(Records from a dataset)
— Begin —

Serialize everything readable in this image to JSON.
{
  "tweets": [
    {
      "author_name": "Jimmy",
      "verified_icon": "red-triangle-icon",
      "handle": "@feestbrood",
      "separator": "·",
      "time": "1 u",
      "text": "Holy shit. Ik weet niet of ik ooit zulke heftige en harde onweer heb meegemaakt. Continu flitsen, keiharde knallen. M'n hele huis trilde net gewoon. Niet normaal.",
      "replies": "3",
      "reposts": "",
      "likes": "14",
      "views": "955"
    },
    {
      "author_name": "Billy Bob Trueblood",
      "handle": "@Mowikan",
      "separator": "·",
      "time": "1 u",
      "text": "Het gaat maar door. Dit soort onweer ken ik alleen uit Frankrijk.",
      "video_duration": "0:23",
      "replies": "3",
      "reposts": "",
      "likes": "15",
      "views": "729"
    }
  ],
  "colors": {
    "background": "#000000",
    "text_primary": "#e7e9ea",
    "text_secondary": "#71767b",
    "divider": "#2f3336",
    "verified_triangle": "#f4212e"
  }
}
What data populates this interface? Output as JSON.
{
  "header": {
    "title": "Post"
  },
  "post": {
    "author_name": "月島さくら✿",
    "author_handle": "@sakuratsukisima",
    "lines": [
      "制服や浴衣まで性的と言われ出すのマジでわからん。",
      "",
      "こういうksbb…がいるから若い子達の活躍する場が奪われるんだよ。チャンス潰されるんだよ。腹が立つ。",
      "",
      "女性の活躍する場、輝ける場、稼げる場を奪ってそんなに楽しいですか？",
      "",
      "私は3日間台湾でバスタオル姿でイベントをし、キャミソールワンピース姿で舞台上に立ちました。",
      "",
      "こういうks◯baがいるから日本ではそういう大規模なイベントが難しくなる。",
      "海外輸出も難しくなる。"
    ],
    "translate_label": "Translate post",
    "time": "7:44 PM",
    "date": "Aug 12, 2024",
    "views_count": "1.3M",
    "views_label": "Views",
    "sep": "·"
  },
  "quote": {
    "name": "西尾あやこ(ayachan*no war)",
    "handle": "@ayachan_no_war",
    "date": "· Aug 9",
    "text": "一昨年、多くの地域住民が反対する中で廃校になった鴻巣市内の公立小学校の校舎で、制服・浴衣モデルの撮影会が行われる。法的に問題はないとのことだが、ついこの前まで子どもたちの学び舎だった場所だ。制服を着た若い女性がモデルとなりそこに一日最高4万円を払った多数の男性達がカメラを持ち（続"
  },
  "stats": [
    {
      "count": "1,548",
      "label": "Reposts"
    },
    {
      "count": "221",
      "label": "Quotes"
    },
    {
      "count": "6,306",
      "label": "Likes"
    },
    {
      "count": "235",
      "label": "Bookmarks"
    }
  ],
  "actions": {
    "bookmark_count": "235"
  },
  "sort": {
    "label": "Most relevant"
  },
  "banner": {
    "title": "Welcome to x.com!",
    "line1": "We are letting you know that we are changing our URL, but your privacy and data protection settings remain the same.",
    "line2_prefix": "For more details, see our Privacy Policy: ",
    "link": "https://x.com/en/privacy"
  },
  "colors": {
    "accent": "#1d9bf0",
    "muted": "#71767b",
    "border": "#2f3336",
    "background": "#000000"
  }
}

— End —

◆ WORK TO DO:
Write out every line from the records above, word for word.

◆ SOLVED EXERCISE:
Serialize everything readable in this image to JSON.
{
  "tweets": [
    {
      "author_name": "Jimmy",
      "verified_icon": "red-triangle-icon",
      "handle": "@feestbrood",
      "separator": "·",
      "time": "1 u",
      "text": "Holy shit. Ik weet niet of ik ooit zulke heftige en harde onweer heb meegemaakt. Continu flitsen, keiharde knallen. M'n hele huis trilde net gewoon. Niet normaal.",
      "replies": "3",
      "reposts": "",
      "likes": "14",
      "views": "955"
    },
    {
      "author_name": "Billy Bob Trueblood",
      "handle": "@Mowikan",
      "separator": "·",
      "time": "1 u",
      "text": "Het gaat maar door. Dit soort onweer ken ik alleen uit Frankrijk.",
      "video_duration": "0:23",
      "replies": "3",
      "reposts": "",
      "likes": "15",
      "views": "729"
    }
  ],
  "colors": {
    "background": "#000000",
    "text_primary": "#e7e9ea",
    "text_secondary": "#71767b",
    "divider": "#2f3336",
    "verified_triangle": "#f4212e"
  }
}
What data populates this interface? Output as JSON.
{
  "header": {
    "title": "Post"
  },
  "post": {
    "author_name": "月島さくら✿",
    "author_handle": "@sakuratsukisima",
    "lines": [
      "制服や浴衣まで性的と言われ出すのマジでわからん。",
      "",
      "こういうksbb…がいるから若い子達の活躍する場が奪われるんだよ。チャンス潰されるんだよ。腹が立つ。",
      "",
      "女性の活躍する場、輝ける場、稼げる場を奪ってそんなに楽しいですか？",
      "",
      "私は3日間台湾でバスタオル姿でイベントをし、キャミソールワンピース姿で舞台上に立ちました。",
      "",
      "こういうks◯baがいるから日本ではそういう大規模なイベントが難しくなる。",
      "海外輸出も難しくなる。"
    ],
    "translate_label": "Translate post",
    "time": "7:44 PM",
    "date": "Aug 12, 2024",
    "views_count": "1.3M",
    "views_label": "Views",
    "sep": "·"
  },
  "quote": {
    "name": "西尾あやこ(ayachan*no war)",
    "handle": "@ayachan_no_war",
    "date": "· Aug 9",
    "text": "一昨年、多くの地域住民が反対する中で廃校になった鴻巣市内の公立小学校の校舎で、制服・浴衣モデルの撮影会が行われる。法的に問題はないとのことだが、ついこの前まで子どもたちの学び舎だった場所だ。制服を着た若い女性がモデルとなりそこに一日最高4万円を払った多数の男性達がカメラを持ち（続"
  },
  "stats": [
    {
      "count": "1,548",
      "label": "Reposts"
    },
    {
      "count": "221",
      "label": "Quotes"
    },
    {
      "count": "6,306",
      "label": "Likes"
    },
    {
      "count": "235",
      "label": "Bookmarks"
    }
  ],
  "actions": {
    "bookmark_count": "235"
  },
  "sort": {
    "label": "Most relevant"
  },
  "banner": {
    "title": "Welcome to x.com!",
    "line1": "We are letting you know that we are changing our URL, but your privacy and data protection settings remain the same.",
    "line2_prefix": "For more details, see our Privacy Policy: ",
    "link": "https://x.com/en/privacy"
  },
  "colors": {
    "accent": "#1d9bf0",
    "muted": "#71767b",
    "border": "#2f3336",
    "background": "#000000"
  }
}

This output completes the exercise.